→ **What this task involves**: Please lay out every line of the material below as a Markdown table with two columns, Row for the row number and Entry for the line, and leave out any blank lines.

→ **Listed records**:
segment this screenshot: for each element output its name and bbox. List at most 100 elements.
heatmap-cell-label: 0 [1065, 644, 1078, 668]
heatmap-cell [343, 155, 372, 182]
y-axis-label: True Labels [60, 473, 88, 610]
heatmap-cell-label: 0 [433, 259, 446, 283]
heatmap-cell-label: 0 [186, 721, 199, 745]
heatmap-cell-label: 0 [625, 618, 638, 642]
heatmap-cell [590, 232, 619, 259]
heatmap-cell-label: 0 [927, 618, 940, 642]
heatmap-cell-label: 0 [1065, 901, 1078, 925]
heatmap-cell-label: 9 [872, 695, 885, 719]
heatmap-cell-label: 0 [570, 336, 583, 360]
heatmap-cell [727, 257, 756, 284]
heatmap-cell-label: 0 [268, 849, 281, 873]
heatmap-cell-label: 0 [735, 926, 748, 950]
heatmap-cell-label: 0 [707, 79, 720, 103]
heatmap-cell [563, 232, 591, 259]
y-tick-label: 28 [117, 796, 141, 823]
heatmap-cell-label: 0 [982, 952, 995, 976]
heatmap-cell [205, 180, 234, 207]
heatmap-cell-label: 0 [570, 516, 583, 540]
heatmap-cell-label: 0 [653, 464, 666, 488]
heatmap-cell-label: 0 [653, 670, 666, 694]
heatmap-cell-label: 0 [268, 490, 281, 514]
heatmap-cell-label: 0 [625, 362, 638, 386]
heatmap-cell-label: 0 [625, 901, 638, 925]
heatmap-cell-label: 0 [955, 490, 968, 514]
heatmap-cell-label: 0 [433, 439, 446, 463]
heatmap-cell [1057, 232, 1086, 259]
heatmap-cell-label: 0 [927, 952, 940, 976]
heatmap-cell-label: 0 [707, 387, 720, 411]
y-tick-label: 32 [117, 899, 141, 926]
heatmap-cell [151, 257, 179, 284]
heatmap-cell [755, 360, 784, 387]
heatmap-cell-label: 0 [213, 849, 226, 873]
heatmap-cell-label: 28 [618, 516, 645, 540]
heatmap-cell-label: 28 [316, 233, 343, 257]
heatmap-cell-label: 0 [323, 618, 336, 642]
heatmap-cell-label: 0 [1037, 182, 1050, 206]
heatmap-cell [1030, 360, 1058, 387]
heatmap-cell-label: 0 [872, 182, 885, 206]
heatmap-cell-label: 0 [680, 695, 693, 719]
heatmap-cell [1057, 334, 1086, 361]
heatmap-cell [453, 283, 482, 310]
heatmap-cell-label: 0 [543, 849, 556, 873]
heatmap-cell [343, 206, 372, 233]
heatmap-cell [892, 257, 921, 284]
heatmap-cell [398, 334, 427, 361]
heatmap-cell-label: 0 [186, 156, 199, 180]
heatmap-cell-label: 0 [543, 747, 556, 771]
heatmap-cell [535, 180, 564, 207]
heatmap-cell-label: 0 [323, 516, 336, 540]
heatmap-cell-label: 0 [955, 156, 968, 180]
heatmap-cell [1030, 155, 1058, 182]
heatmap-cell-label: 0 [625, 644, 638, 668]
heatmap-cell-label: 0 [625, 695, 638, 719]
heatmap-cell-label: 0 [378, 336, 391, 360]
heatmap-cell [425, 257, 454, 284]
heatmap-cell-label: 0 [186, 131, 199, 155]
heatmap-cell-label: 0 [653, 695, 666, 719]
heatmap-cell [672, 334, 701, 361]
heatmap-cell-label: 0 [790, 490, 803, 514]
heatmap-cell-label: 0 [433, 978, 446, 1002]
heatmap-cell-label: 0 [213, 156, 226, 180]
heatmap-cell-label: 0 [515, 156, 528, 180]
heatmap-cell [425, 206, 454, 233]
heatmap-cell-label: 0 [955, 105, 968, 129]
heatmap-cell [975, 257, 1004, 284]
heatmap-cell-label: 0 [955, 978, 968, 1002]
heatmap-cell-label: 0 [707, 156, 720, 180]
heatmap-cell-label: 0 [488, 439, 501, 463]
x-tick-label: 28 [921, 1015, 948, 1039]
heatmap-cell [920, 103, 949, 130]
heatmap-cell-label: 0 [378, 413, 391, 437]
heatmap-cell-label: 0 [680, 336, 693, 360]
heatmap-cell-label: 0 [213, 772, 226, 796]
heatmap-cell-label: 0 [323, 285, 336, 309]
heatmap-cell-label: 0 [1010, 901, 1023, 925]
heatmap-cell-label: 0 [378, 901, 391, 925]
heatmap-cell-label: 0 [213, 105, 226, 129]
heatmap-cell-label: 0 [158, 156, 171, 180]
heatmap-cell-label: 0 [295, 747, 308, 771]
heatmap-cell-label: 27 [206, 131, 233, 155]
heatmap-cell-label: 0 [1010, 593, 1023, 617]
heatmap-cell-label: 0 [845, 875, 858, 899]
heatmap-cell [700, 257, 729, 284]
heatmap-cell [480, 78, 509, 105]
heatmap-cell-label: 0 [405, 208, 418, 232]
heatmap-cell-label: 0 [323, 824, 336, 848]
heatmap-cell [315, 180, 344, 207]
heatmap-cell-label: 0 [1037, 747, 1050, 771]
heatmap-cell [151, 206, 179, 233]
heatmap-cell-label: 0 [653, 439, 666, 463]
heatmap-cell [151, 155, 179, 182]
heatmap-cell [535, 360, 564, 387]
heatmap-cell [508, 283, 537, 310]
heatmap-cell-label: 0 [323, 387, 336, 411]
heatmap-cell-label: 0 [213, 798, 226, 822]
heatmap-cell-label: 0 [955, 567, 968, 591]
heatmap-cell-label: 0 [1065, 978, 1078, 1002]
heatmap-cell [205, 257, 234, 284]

→ **Solution to this task**:
| Row | Entry |
|---|---|
| 1 | segment this screenshot: for each element output its name and bbox. List at most 100 elements. |
| 2 | heatmap-cell-label: 0 [1065, 644, 1078, 668] |
| 3 | heatmap-cell [343, 155, 372, 182] |
| 4 | y-axis-label: True Labels [60, 473, 88, 610] |
| 5 | heatmap-cell-label: 0 [433, 259, 446, 283] |
| 6 | heatmap-cell-label: 0 [186, 721, 199, 745] |
| 7 | heatmap-cell-label: 0 [625, 618, 638, 642] |
| 8 | heatmap-cell [590, 232, 619, 259] |
| 9 | heatmap-cell-label: 0 [927, 618, 940, 642] |
| 10 | heatmap-cell-label: 0 [1065, 901, 1078, 925] |
| 11 | heatmap-cell-label: 9 [872, 695, 885, 719] |
| 12 | heatmap-cell-label: 0 [570, 336, 583, 360] |
| 13 | heatmap-cell [727, 257, 756, 284] |
| 14 | heatmap-cell-label: 0 [268, 849, 281, 873] |
| 15 | heatmap-cell-label: 0 [735, 926, 748, 950] |
| 16 | heatmap-cell-label: 0 [707, 79, 720, 103] |
| 17 | heatmap-cell [563, 232, 591, 259] |
| 18 | y-tick-label: 28 [117, 796, 141, 823] |
| 19 | heatmap-cell-label: 0 [982, 952, 995, 976] |
| 20 | heatmap-cell [205, 180, 234, 207] |
| 21 | heatmap-cell-label: 0 [570, 516, 583, 540] |
| 22 | heatmap-cell-label: 0 [653, 464, 666, 488] |
| 23 | heatmap-cell-label: 0 [653, 670, 666, 694] |
| 24 | heatmap-cell-label: 0 [268, 490, 281, 514] |
| 25 | heatmap-cell-label: 0 [625, 362, 638, 386] |
| 26 | heatmap-cell-label: 0 [625, 901, 638, 925] |
| 27 | heatmap-cell-label: 0 [955, 490, 968, 514] |
| 28 | heatmap-cell-label: 0 [433, 439, 446, 463] |
| 29 | heatmap-cell [1057, 232, 1086, 259] |
| 30 | heatmap-cell-label: 0 [927, 952, 940, 976] |
| 31 | heatmap-cell-label: 0 [707, 387, 720, 411] |
| 32 | y-tick-label: 32 [117, 899, 141, 926] |
| 33 | heatmap-cell [151, 257, 179, 284] |
| 34 | heatmap-cell [755, 360, 784, 387] |
| 35 | heatmap-cell-label: 0 [213, 849, 226, 873] |
| 36 | heatmap-cell-label: 28 [618, 516, 645, 540] |
| 37 | heatmap-cell-label: 28 [316, 233, 343, 257] |
| 38 | heatmap-cell-label: 0 [323, 618, 336, 642] |
| 39 | heatmap-cell-label: 0 [1037, 182, 1050, 206] |
| 40 | heatmap-cell [1030, 360, 1058, 387] |
| 41 | heatmap-cell-label: 0 [872, 182, 885, 206] |
| 42 | heatmap-cell-label: 0 [680, 695, 693, 719] |
| 43 | heatmap-cell [1057, 334, 1086, 361] |
| 44 | heatmap-cell [453, 283, 482, 310] |
| 45 | heatmap-cell-label: 0 [543, 849, 556, 873] |
| 46 | heatmap-cell [343, 206, 372, 233] |
| 47 | heatmap-cell [892, 257, 921, 284] |
| 48 | heatmap-cell [398, 334, 427, 361] |
| 49 | heatmap-cell-label: 0 [186, 156, 199, 180] |
| 50 | heatmap-cell-label: 0 [543, 747, 556, 771] |
| 51 | heatmap-cell [535, 180, 564, 207] |
| 52 | heatmap-cell-label: 0 [323, 516, 336, 540] |
| 53 | heatmap-cell-label: 0 [955, 156, 968, 180] |
| 54 | heatmap-cell [1030, 155, 1058, 182] |
| 55 | heatmap-cell-label: 0 [625, 644, 638, 668] |
| 56 | heatmap-cell-label: 0 [625, 695, 638, 719] |
| 57 | heatmap-cell-label: 0 [378, 336, 391, 360] |
| 58 | heatmap-cell [425, 257, 454, 284] |
| 59 | heatmap-cell-label: 0 [186, 131, 199, 155] |
| 60 | heatmap-cell-label: 0 [653, 695, 666, 719] |
| 61 | heatmap-cell [672, 334, 701, 361] |
| 62 | heatmap-cell-label: 0 [790, 490, 803, 514] |
| 63 | heatmap-cell-label: 0 [433, 978, 446, 1002] |
| 64 | heatmap-cell-label: 0 [213, 156, 226, 180] |
| 65 | heatmap-cell-label: 0 [515, 156, 528, 180] |
| 66 | heatmap-cell [425, 206, 454, 233] |
| 67 | heatmap-cell-label: 0 [955, 105, 968, 129] |
| 68 | heatmap-cell [975, 257, 1004, 284] |
| 69 | heatmap-cell-label: 0 [955, 978, 968, 1002] |
| 70 | heatmap-cell-label: 0 [707, 156, 720, 180] |
| 71 | heatmap-cell-label: 0 [488, 439, 501, 463] |
| 72 | x-tick-label: 28 [921, 1015, 948, 1039] |
| 73 | heatmap-cell [920, 103, 949, 130] |
| 74 | heatmap-cell-label: 0 [378, 413, 391, 437] |
| 75 | heatmap-cell-label: 0 [680, 336, 693, 360] |
| 76 | heatmap-cell-label: 0 [213, 772, 226, 796] |
| 77 | heatmap-cell-label: 0 [323, 285, 336, 309] |
| 78 | heatmap-cell-label: 0 [1010, 901, 1023, 925] |
| 79 | heatmap-cell-label: 0 [378, 901, 391, 925] |
| 80 | heatmap-cell-label: 0 [213, 105, 226, 129] |
| 81 | heatmap-cell-label: 0 [158, 156, 171, 180] |
| 82 | heatmap-cell-label: 0 [295, 747, 308, 771] |
| 83 | heatmap-cell-label: 27 [206, 131, 233, 155] |
| 84 | heatmap-cell-label: 0 [1010, 593, 1023, 617] |
| 85 | heatmap-cell-label: 0 [845, 875, 858, 899] |
| 86 | heatmap-cell [700, 257, 729, 284] |
| 87 | heatmap-cell [480, 78, 509, 105] |
| 88 | heatmap-cell-label: 0 [405, 208, 418, 232] |
| 89 | heatmap-cell-label: 0 [323, 824, 336, 848] |
| 90 | heatmap-cell [315, 180, 344, 207] |
| 91 | heatmap-cell-label: 0 [1037, 747, 1050, 771] |
| 92 | heatmap-cell [151, 206, 179, 233] |
| 93 | heatmap-cell-label: 0 [653, 439, 666, 463] |
| 94 | heatmap-cell [151, 155, 179, 182] |
| 95 | heatmap-cell [535, 360, 564, 387] |
| 96 | heatmap-cell [508, 283, 537, 310] |
| 97 | heatmap-cell-label: 0 [323, 387, 336, 411] |
| 98 | heatmap-cell-label: 0 [213, 798, 226, 822] |
| 99 | heatmap-cell-label: 0 [955, 567, 968, 591] |
| 100 | heatmap-cell-label: 0 [1065, 978, 1078, 1002] |
| 101 | heatmap-cell [205, 257, 234, 284] |